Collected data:
* * * * *

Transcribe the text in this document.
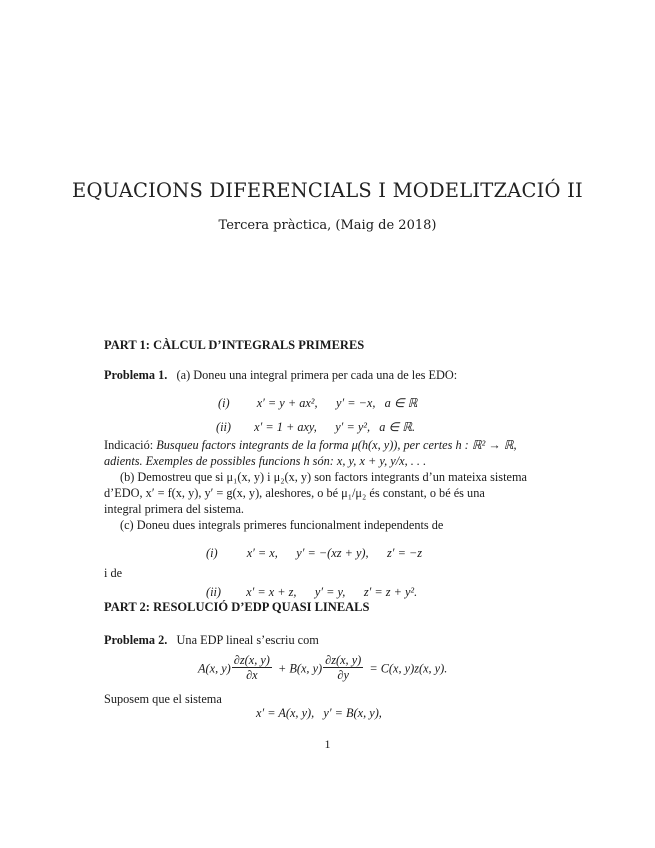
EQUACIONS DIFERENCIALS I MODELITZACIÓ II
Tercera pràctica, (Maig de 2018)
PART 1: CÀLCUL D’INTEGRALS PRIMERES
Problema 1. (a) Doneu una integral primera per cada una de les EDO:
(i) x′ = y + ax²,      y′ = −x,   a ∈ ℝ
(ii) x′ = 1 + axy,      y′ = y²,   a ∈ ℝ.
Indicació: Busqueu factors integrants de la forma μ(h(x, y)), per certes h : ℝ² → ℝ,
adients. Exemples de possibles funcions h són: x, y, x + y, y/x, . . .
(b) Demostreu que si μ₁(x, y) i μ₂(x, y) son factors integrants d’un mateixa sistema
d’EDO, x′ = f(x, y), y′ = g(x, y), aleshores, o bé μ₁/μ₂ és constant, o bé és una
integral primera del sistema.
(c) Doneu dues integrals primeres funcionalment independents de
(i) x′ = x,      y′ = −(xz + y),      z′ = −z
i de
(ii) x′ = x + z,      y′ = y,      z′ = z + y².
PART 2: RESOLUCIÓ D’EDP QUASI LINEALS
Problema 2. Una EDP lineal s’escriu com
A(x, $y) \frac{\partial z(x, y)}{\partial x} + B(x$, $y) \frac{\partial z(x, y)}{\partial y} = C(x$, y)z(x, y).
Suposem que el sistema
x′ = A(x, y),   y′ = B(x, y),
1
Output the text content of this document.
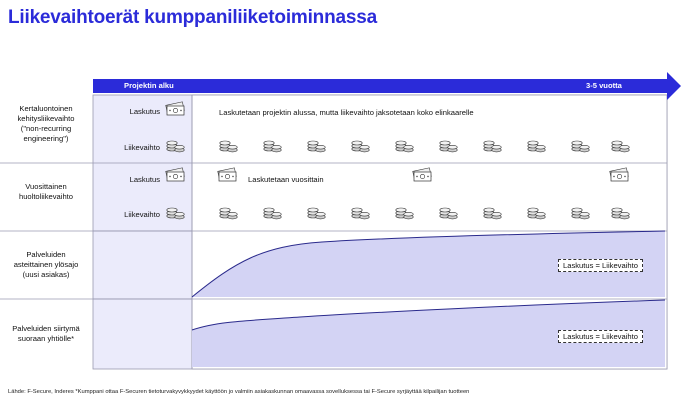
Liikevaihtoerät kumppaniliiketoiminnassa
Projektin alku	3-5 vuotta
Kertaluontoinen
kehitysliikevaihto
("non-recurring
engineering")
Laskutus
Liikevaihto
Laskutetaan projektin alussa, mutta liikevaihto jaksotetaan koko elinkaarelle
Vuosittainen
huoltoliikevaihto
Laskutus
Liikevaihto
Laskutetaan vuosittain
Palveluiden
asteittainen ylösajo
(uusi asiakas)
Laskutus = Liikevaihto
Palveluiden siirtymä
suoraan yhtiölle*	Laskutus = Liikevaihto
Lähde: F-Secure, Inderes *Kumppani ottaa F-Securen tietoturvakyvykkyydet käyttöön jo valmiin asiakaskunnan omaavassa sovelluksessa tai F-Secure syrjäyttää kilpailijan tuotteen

* * * * *

Show all lines above holding "factors".

Indicació: Busqueu factors integrants de la forma μ(h(x, y)), per certes h : ℝ² → ℝ,
(b) Demostreu que si μ₁(x, y) i μ₂(x, y) son factors integrants d’un mateixa sistema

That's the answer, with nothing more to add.